PROBLEM TO WORK ON :: Write out the entire listing below exactly as it appears, minus any pictures.
:: ROWS
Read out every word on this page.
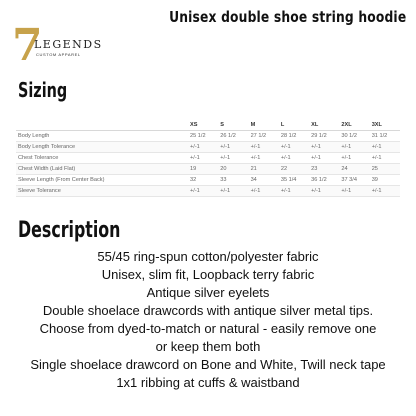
Unisex double shoe string hoodie
7
LEGENDS
CUSTOM APPAREL
Sizing
	XS	S	M	L	XL	2XL	3XL
Body Length	25 1/2	26 1/2	27 1/2	28 1/2	29 1/2	30 1/2	31 1/2
Body Length Tolerance	+/-1	+/-1	+/-1	+/-1	+/-1	+/-1	+/-1
Chest Tolerance	+/-1	+/-1	+/-1	+/-1	+/-1	+/-1	+/-1
Chest Width (Laid Flat)	19	20	21	22	23	24	25
Sleeve Length (From Center Back)	32	33	34	35 1/4	36 1/2	37 3/4	39
Sleeve Tolerance	+/-1	+/-1	+/-1	+/-1	+/-1	+/-1	+/-1
Description
55/45 ring-spun cotton/polyester fabric
Unisex, slim fit, Loopback terry fabric
Antique silver eyelets
Double shoelace drawcords with antique silver metal tips.
Choose from dyed-to-match or natural - easily remove one
or keep them both
Single shoelace drawcord on Bone and White, Twill neck tape
1x1 ribbing at cuffs & waistband
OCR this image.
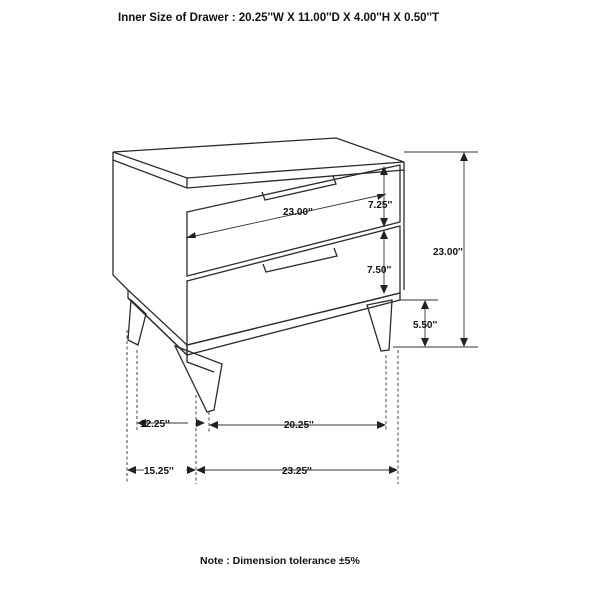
Inner Size of Drawer : 20.25''W X 11.00''D X 4.00''H X 0.50''T
23.00''
7.25''
7.50''
23.00''
5.50''
12.25''	20.25''
15.25''	23.25''
Note : Dimension tolerance ±5%
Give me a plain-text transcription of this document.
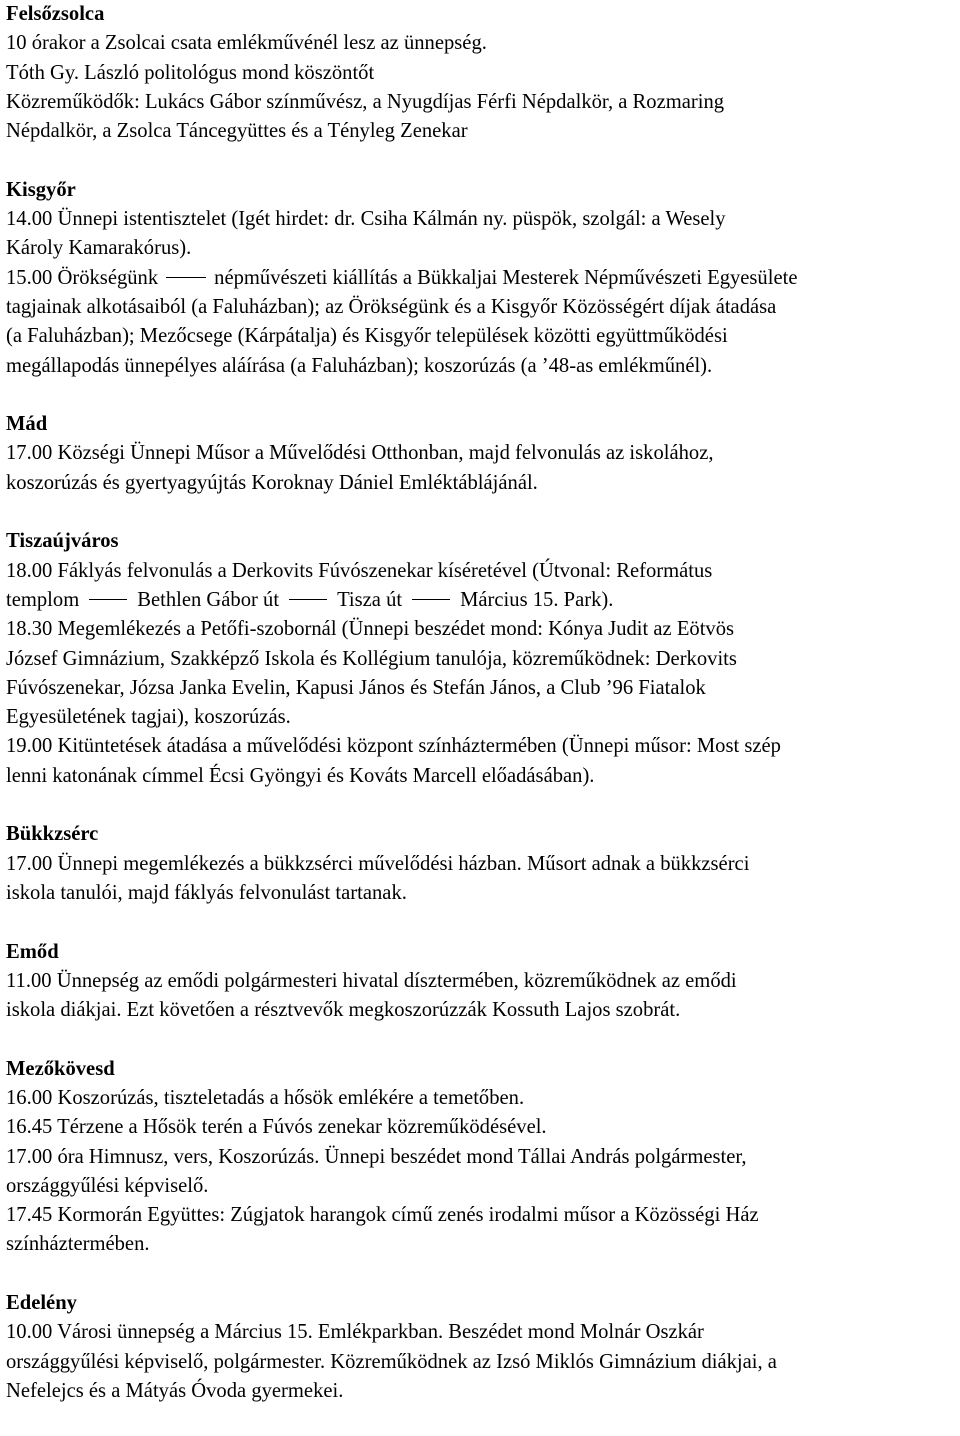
Felsőzsolca
10 órakor a Zsolcai csata emlékművénél lesz az ünnepség.
Tóth Gy. László politológus mond köszöntőt
Közreműködők: Lukács Gábor színművész, a Nyugdíjas Férfi Népdalkör, a Rozmaring
Népdalkör, a Zsolca Táncegyüttes és a Tényleg Zenekar
Kisgyőr
14.00 Ünnepi istentisztelet (Igét hirdet: dr. Csiha Kálmán ny. püspök, szolgál: a Wesely
Károly Kamarakórus).
15.00 Örökségünk	népművészeti kiállítás a Bükkaljai Mesterek Népművészeti Egyesülete
tagjainak alkotásaiból (a Faluházban); az Örökségünk és a Kisgyőr Közösségért díjak átadása
(a Faluházban); Mezőcsege (Kárpátalja) és Kisgyőr települések közötti együttműködési
megállapodás ünnepélyes aláírása (a Faluházban); koszorúzás (a ’48-as emlékműnél).
Mád
17.00 Községi Ünnepi Műsor a Művelődési Otthonban, majd felvonulás az iskolához,
koszorúzás és gyertyagyújtás Koroknay Dániel Emléktáblájánál.
Tiszaújváros
18.00 Fáklyás felvonulás a Derkovits Fúvószenekar kíséretével (Útvonal: Református
templom	Bethlen Gábor út	Tisza út	Március 15. Park).
18.30 Megemlékezés a Petőfi-szobornál (Ünnepi beszédet mond: Kónya Judit az Eötvös
József Gimnázium, Szakképző Iskola és Kollégium tanulója, közreműködnek: Derkovits
Fúvószenekar, Józsa Janka Evelin, Kapusi János és Stefán János, a Club ’96 Fiatalok
Egyesületének tagjai), koszorúzás.
19.00 Kitüntetések átadása a művelődési központ színháztermében (Ünnepi műsor: Most szép
lenni katonának címmel Écsi Gyöngyi és Kováts Marcell előadásában).
Bükkzsérc
17.00 Ünnepi megemlékezés a bükkzsérci művelődési házban. Műsort adnak a bükkzsérci
iskola tanulói, majd fáklyás felvonulást tartanak.
Emőd
11.00 Ünnepség az emődi polgármesteri hivatal dísztermében, közreműködnek az emődi
iskola diákjai. Ezt követően a résztvevők megkoszorúzzák Kossuth Lajos szobrát.
Mezőkövesd
16.00 Koszorúzás, tiszteletadás a hősök emlékére a temetőben.
16.45 Térzene a Hősök terén a Fúvós zenekar közreműködésével.
17.00 óra Himnusz, vers, Koszorúzás. Ünnepi beszédet mond Tállai András polgármester,
országgyűlési képviselő.
17.45 Kormorán Együttes: Zúgjatok harangok című zenés irodalmi műsor a Közösségi Ház
színháztermében.
Edelény
10.00 Városi ünnepség a Március 15. Emlékparkban. Beszédet mond Molnár Oszkár
országgyűlési képviselő, polgármester. Közreműködnek az Izsó Miklós Gimnázium diákjai, a
Nefelejcs és a Mátyás Óvoda gyermekei.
::::
ANSWER FOR THE TASK ::
Read out every word on this page.
Unisex double shoe string hoodie
7
LEGENDS
CUSTOM APPAREL
Sizing
	XS	S	M	L	XL	2XL	3XL
Body Length	25 1/2	26 1/2	27 1/2	28 1/2	29 1/2	30 1/2	31 1/2
Body Length Tolerance	+/-1	+/-1	+/-1	+/-1	+/-1	+/-1	+/-1
Chest Tolerance	+/-1	+/-1	+/-1	+/-1	+/-1	+/-1	+/-1
Chest Width (Laid Flat)	19	20	21	22	23	24	25
Sleeve Length (From Center Back)	32	33	34	35 1/4	36 1/2	37 3/4	39
Sleeve Tolerance	+/-1	+/-1	+/-1	+/-1	+/-1	+/-1	+/-1
Description
55/45 ring-spun cotton/polyester fabric
Unisex, slim fit, Loopback terry fabric
Antique silver eyelets
Double shoelace drawcords with antique silver metal tips.
Choose from dyed-to-match or natural - easily remove one
or keep them both
Single shoelace drawcord on Bone and White, Twill neck tape
1x1 ribbing at cuffs & waistband
OCR this image.
Inner Size of Drawer : 20.25''W X 11.00''D X 4.00''H X 0.50''T
23.00''
7.25''
7.50''
23.00''
5.50''
12.25''	20.25''
15.25''	23.25''
Note : Dimension tolerance ±5%
Give me a plain-text transcription of this document.
Felsőzsolca
10 órakor a Zsolcai csata emlékművénél lesz az ünnepség.
Tóth Gy. László politológus mond köszöntőt
Közreműködők: Lukács Gábor színművész, a Nyugdíjas Férfi Népdalkör, a Rozmaring
Népdalkör, a Zsolca Táncegyüttes és a Tényleg Zenekar
Kisgyőr
14.00 Ünnepi istentisztelet (Igét hirdet: dr. Csiha Kálmán ny. püspök, szolgál: a Wesely
Károly Kamarakórus).
15.00 Örökségünk	népművészeti kiállítás a Bükkaljai Mesterek Népművészeti Egyesülete
tagjainak alkotásaiból (a Faluházban); az Örökségünk és a Kisgyőr Közösségért díjak átadása
(a Faluházban); Mezőcsege (Kárpátalja) és Kisgyőr települések közötti együttműködési
megállapodás ünnepélyes aláírása (a Faluházban); koszorúzás (a ’48-as emlékműnél).
Mád
17.00 Községi Ünnepi Műsor a Művelődési Otthonban, majd felvonulás az iskolához,
koszorúzás és gyertyagyújtás Koroknay Dániel Emléktáblájánál.
Tiszaújváros
18.00 Fáklyás felvonulás a Derkovits Fúvószenekar kíséretével (Útvonal: Református
templom	Bethlen Gábor út	Tisza út	Március 15. Park).
18.30 Megemlékezés a Petőfi-szobornál (Ünnepi beszédet mond: Kónya Judit az Eötvös
József Gimnázium, Szakképző Iskola és Kollégium tanulója, közreműködnek: Derkovits
Fúvószenekar, Józsa Janka Evelin, Kapusi János és Stefán János, a Club ’96 Fiatalok
Egyesületének tagjai), koszorúzás.
19.00 Kitüntetések átadása a művelődési központ színháztermében (Ünnepi műsor: Most szép
lenni katonának címmel Écsi Gyöngyi és Kováts Marcell előadásában).
Bükkzsérc
17.00 Ünnepi megemlékezés a bükkzsérci művelődési házban. Műsort adnak a bükkzsérci
iskola tanulói, majd fáklyás felvonulást tartanak.
Emőd
11.00 Ünnepség az emődi polgármesteri hivatal dísztermében, közreműködnek az emődi
iskola diákjai. Ezt követően a résztvevők megkoszorúzzák Kossuth Lajos szobrát.
Mezőkövesd
16.00 Koszorúzás, tiszteletadás a hősök emlékére a temetőben.
16.45 Térzene a Hősök terén a Fúvós zenekar közreműködésével.
17.00 óra Himnusz, vers, Koszorúzás. Ünnepi beszédet mond Tállai András polgármester,
országgyűlési képviselő.
17.45 Kormorán Együttes: Zúgjatok harangok című zenés irodalmi műsor a Közösségi Ház
színháztermében.
Edelény
10.00 Városi ünnepség a Március 15. Emlékparkban. Beszédet mond Molnár Oszkár
országgyűlési képviselő, polgármester. Közreműködnek az Izsó Miklós Gimnázium diákjai, a
Nefelejcs és a Mátyás Óvoda gyermekei.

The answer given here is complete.